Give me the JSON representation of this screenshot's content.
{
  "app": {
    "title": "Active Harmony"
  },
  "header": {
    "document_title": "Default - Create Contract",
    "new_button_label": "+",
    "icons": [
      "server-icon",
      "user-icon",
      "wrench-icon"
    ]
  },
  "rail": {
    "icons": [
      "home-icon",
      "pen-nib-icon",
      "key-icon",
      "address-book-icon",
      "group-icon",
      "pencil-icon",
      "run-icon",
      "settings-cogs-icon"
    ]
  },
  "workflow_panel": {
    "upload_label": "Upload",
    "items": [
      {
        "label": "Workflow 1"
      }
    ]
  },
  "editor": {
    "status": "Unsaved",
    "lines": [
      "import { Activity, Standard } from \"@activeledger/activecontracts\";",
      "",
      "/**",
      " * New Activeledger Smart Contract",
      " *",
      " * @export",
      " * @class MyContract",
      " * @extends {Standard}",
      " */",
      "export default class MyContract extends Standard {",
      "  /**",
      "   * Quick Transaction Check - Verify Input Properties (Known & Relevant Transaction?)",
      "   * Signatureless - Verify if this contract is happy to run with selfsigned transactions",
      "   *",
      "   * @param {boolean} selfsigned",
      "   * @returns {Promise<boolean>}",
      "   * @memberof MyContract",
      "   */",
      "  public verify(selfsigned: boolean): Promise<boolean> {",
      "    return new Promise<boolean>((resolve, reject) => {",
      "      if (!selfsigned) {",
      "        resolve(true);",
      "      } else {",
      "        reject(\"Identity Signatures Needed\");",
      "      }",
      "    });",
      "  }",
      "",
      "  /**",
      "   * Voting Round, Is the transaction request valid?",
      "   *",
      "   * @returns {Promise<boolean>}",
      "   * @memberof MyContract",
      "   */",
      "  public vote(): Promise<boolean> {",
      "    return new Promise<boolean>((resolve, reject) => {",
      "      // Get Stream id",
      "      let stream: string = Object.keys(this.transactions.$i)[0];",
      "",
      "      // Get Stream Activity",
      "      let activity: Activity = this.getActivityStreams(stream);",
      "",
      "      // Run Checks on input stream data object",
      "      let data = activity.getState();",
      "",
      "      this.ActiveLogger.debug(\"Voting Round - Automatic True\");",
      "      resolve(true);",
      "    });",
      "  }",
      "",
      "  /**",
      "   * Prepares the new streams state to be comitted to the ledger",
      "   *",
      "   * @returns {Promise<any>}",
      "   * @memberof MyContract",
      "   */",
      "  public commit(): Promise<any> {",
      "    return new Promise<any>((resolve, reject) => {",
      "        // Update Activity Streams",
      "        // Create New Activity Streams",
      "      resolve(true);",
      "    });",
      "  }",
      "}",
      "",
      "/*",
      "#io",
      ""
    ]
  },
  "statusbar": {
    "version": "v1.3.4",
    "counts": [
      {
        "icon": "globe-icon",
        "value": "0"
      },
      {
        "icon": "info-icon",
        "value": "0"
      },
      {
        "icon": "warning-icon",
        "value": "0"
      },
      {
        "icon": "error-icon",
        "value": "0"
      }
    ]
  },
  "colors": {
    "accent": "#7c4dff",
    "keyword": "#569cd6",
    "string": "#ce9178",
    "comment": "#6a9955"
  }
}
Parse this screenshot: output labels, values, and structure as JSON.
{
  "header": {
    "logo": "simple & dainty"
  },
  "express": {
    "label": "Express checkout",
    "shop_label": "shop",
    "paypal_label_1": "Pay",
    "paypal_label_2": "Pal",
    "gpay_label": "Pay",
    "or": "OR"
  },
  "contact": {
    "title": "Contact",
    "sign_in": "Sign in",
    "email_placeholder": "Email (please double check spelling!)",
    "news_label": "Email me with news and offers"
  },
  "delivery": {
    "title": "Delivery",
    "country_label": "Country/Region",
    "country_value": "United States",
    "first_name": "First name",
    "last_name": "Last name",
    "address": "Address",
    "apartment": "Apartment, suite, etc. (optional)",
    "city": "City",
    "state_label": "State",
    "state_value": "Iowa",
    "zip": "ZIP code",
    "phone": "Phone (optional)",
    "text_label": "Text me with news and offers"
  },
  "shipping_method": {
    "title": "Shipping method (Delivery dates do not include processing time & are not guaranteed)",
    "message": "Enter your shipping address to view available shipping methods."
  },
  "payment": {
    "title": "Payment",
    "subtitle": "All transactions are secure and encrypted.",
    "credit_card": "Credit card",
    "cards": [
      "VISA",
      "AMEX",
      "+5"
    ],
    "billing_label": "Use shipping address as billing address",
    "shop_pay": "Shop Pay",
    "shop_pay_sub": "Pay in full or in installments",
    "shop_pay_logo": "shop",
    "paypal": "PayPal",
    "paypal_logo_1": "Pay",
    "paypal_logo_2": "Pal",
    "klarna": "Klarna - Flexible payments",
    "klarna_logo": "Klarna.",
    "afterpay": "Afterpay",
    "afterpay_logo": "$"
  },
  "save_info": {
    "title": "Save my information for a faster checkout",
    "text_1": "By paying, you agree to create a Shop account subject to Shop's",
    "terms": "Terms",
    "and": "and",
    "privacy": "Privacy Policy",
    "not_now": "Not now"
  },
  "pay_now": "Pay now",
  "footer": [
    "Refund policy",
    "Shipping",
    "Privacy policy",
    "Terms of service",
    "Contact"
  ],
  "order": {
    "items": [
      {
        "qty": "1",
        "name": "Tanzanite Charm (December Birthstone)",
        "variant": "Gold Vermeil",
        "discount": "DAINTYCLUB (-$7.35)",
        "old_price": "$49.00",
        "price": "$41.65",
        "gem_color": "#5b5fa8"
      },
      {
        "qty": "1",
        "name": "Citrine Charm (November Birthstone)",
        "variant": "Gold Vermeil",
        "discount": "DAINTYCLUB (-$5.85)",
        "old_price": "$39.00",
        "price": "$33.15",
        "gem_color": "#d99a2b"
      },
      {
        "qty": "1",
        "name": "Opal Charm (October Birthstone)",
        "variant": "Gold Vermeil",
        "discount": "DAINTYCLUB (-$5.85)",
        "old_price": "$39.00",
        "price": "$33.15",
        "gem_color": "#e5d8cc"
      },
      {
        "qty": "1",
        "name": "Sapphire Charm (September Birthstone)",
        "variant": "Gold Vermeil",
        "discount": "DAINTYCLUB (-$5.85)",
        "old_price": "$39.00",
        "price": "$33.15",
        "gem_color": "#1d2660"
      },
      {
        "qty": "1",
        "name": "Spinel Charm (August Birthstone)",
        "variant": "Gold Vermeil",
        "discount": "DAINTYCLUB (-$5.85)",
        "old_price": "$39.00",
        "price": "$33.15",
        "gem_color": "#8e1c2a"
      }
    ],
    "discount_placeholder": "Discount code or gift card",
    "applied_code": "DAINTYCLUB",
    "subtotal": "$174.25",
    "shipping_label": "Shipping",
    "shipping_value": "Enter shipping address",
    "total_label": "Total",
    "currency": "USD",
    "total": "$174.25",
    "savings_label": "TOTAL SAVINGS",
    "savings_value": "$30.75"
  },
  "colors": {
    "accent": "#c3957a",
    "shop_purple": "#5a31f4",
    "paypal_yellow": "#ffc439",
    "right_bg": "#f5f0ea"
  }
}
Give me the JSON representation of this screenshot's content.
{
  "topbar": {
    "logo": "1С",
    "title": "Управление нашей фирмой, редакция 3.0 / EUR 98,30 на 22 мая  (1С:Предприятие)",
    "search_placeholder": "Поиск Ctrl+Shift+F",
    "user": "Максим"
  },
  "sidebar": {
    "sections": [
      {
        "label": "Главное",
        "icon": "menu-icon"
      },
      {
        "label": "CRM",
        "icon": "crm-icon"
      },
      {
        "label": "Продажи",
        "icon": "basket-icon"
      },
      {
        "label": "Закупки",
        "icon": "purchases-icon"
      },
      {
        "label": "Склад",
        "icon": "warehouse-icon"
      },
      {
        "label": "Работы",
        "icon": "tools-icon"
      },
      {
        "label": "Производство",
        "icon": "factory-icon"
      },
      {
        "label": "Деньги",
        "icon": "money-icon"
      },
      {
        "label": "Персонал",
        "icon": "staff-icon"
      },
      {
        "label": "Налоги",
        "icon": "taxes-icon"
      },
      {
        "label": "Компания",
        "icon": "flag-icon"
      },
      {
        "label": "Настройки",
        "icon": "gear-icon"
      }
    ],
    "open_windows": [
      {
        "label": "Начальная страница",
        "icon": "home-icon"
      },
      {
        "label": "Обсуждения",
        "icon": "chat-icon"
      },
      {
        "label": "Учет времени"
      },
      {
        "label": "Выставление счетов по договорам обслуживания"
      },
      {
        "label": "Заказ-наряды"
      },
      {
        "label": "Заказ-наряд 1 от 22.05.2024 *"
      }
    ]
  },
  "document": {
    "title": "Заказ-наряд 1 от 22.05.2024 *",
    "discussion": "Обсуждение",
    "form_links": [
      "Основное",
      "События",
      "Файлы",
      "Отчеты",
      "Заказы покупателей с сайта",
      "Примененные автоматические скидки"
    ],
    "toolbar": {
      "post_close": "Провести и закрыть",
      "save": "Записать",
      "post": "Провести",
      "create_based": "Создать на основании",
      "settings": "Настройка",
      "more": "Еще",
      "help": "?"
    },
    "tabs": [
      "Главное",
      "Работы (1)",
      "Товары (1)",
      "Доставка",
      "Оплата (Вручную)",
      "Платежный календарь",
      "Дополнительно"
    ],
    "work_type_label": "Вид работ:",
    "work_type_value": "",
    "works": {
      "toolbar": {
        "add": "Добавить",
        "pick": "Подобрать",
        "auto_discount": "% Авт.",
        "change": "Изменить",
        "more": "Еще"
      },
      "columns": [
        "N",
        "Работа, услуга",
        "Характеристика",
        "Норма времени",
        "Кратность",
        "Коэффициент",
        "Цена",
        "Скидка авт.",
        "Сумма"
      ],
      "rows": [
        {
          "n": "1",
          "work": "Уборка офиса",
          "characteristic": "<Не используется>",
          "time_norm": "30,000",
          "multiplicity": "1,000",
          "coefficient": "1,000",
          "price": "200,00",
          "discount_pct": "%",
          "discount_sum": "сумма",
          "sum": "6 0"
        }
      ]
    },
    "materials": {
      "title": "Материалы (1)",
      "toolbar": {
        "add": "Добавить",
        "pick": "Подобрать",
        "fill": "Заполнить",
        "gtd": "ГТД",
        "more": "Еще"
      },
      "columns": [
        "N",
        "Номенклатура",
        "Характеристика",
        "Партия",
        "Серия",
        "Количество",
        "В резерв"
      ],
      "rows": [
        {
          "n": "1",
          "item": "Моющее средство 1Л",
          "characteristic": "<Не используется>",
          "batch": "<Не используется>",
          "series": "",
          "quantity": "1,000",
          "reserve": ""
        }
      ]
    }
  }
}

#####

## GIVEN INSTRUCTION
In the entries above, find lines with "reject" and copy each.

## SOLUTION TO THE PROBLEM
      "    return new Promise<boolean>((resolve, reject) => {",
      "        reject(\"Identity Signatures Needed\");",
      "    return new Promise<boolean>((resolve, reject) => {",
      "    return new Promise<any>((resolve, reject) => {",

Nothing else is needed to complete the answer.